» **Directive**: Answer with nothing except the number of lines that contain the word "rmse".

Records

##############################

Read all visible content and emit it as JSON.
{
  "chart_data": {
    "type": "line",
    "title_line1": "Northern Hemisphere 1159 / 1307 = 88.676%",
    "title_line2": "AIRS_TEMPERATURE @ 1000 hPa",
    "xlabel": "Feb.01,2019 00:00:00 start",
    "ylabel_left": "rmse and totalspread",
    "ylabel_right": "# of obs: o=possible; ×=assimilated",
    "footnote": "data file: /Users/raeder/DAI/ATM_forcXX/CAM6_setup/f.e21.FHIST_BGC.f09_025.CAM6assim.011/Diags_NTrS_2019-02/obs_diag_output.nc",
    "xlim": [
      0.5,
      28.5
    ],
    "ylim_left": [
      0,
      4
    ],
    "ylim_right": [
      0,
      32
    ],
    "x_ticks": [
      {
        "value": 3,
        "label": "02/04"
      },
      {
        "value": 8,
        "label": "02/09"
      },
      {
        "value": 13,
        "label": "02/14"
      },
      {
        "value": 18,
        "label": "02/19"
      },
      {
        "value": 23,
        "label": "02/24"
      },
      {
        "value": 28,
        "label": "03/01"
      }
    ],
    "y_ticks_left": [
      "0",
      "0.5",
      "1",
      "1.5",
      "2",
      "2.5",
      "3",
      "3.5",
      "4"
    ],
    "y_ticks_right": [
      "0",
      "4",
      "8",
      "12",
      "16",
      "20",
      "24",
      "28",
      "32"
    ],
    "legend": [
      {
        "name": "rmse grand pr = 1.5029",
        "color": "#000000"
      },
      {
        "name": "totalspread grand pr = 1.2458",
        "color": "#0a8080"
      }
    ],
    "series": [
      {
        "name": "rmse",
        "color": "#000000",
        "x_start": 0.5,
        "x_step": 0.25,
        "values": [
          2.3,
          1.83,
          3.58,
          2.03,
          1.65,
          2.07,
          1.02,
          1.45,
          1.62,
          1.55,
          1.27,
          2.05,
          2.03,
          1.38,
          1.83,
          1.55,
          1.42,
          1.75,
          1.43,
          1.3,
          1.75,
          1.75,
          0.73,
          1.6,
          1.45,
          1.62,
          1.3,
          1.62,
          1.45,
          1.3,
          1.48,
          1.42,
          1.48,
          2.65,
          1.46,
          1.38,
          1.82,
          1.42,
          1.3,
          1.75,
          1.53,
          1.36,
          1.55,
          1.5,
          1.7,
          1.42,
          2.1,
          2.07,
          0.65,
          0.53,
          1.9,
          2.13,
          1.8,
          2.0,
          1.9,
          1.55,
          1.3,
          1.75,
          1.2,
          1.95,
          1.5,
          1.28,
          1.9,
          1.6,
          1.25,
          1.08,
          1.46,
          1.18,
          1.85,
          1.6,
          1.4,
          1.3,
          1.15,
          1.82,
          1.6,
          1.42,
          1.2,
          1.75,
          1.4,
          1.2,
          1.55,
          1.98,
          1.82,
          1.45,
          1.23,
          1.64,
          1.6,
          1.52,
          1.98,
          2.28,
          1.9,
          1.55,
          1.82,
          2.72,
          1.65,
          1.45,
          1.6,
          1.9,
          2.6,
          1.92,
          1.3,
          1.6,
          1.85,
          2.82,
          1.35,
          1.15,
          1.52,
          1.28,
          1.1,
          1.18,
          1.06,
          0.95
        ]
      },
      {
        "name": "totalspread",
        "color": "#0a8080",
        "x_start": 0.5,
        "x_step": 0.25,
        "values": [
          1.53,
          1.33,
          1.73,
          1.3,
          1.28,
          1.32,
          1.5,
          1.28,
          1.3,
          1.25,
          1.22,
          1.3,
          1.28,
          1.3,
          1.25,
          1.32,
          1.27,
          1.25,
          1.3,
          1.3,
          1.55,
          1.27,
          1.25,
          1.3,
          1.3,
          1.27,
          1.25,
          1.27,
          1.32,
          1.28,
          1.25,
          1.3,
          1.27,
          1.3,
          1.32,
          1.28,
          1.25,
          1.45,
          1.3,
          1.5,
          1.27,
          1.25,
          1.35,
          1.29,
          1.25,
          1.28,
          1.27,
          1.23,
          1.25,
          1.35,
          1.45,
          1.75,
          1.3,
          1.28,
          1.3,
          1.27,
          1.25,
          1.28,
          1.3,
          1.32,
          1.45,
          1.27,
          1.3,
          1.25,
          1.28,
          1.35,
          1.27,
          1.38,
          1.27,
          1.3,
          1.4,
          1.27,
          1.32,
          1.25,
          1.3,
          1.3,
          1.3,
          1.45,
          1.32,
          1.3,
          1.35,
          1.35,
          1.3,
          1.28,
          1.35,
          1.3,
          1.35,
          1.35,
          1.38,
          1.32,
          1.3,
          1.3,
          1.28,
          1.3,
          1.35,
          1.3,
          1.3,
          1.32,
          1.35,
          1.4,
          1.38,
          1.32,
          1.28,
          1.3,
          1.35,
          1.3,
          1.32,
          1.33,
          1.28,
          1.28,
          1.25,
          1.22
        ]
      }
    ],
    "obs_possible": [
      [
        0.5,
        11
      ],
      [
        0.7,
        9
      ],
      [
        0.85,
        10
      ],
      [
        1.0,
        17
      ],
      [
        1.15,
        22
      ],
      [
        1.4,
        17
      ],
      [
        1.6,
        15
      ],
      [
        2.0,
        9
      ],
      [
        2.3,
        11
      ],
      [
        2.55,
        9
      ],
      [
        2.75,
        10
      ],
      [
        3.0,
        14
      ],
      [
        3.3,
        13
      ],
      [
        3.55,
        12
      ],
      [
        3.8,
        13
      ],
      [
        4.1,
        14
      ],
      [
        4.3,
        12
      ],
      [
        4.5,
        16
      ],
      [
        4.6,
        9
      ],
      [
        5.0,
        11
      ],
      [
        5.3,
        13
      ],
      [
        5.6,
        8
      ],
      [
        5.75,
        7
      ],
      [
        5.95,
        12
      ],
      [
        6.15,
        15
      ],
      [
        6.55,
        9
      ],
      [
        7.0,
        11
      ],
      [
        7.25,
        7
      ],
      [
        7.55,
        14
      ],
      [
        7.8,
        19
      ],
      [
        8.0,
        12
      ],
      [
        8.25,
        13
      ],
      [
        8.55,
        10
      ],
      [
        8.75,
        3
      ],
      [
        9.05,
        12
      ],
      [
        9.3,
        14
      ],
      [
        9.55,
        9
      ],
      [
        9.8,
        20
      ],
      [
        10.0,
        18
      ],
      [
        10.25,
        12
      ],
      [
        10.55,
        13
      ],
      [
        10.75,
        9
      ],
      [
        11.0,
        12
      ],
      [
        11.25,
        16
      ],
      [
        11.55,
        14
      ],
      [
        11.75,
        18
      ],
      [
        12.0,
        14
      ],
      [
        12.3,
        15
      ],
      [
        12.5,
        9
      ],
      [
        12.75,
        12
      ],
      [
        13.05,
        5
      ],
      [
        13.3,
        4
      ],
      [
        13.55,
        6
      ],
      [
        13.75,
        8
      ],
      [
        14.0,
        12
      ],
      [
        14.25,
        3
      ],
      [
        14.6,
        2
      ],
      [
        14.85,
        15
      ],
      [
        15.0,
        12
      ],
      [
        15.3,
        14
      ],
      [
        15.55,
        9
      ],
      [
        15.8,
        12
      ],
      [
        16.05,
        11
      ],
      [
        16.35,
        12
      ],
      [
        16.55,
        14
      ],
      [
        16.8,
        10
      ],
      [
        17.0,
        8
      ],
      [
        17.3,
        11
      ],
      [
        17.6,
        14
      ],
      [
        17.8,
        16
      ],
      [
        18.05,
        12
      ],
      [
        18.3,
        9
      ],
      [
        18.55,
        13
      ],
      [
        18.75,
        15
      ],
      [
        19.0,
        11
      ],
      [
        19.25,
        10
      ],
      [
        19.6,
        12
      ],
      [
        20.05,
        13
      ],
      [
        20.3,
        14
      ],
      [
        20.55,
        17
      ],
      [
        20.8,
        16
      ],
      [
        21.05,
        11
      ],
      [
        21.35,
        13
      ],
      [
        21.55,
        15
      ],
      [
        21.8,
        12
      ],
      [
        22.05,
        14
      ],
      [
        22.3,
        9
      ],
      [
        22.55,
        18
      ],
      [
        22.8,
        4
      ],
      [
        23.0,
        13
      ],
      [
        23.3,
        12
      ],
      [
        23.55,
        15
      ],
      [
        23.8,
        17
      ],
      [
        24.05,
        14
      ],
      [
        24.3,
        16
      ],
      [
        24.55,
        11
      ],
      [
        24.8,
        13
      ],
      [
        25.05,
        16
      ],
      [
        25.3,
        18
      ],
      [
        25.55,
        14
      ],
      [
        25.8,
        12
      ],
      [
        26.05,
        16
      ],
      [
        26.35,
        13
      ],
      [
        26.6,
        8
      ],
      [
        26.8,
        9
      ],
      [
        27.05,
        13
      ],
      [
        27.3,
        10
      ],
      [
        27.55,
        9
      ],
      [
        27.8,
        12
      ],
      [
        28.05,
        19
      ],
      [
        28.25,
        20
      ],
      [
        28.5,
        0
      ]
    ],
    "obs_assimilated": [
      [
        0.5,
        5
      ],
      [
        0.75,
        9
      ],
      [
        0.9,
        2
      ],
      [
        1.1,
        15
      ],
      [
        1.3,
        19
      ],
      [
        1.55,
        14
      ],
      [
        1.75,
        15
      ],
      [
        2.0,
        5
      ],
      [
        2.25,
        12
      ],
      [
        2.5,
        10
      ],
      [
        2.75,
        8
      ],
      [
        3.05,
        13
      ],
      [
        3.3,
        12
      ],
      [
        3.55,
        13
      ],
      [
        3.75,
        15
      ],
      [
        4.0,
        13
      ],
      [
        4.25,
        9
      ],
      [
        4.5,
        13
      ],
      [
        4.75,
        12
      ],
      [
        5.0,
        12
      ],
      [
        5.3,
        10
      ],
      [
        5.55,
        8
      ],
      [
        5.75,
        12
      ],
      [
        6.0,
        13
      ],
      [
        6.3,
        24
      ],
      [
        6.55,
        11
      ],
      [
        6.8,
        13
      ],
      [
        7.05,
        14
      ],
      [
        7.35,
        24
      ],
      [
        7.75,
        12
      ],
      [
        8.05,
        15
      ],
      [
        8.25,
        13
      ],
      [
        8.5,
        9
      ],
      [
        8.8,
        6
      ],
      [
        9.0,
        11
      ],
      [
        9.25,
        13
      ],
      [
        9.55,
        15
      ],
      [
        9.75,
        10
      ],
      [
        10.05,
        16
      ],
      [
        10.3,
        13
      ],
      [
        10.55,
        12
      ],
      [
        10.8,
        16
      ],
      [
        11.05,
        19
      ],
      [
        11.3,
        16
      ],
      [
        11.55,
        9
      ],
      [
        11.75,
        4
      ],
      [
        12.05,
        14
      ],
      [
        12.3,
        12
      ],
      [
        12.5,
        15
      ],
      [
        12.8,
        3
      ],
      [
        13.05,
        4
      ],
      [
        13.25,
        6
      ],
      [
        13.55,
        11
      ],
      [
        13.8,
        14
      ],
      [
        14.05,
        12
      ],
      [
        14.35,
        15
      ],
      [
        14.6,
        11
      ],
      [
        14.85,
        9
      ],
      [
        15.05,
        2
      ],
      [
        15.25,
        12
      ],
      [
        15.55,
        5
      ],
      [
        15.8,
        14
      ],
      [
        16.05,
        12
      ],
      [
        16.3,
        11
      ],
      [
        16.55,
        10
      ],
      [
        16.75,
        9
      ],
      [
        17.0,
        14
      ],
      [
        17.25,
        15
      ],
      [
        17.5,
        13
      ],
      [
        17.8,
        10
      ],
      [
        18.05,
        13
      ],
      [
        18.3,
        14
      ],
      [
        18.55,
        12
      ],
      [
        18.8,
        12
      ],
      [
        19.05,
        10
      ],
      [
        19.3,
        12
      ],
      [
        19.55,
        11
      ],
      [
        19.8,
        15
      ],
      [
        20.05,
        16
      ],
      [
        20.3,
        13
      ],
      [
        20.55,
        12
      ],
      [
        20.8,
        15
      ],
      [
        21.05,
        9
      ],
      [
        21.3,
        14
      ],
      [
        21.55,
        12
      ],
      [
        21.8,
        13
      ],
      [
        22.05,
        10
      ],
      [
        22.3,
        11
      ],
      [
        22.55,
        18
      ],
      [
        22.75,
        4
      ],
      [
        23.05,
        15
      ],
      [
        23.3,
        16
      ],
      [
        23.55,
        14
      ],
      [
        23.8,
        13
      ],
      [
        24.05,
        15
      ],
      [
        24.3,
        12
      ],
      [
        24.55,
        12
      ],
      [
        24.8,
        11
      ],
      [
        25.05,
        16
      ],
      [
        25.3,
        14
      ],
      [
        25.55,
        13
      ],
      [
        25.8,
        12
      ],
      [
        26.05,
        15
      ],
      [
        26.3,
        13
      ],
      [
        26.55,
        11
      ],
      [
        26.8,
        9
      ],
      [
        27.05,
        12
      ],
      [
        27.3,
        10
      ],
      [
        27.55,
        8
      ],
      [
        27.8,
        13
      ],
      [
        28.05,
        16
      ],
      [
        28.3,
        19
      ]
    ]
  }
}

##############################

» **Exercise solution**: 3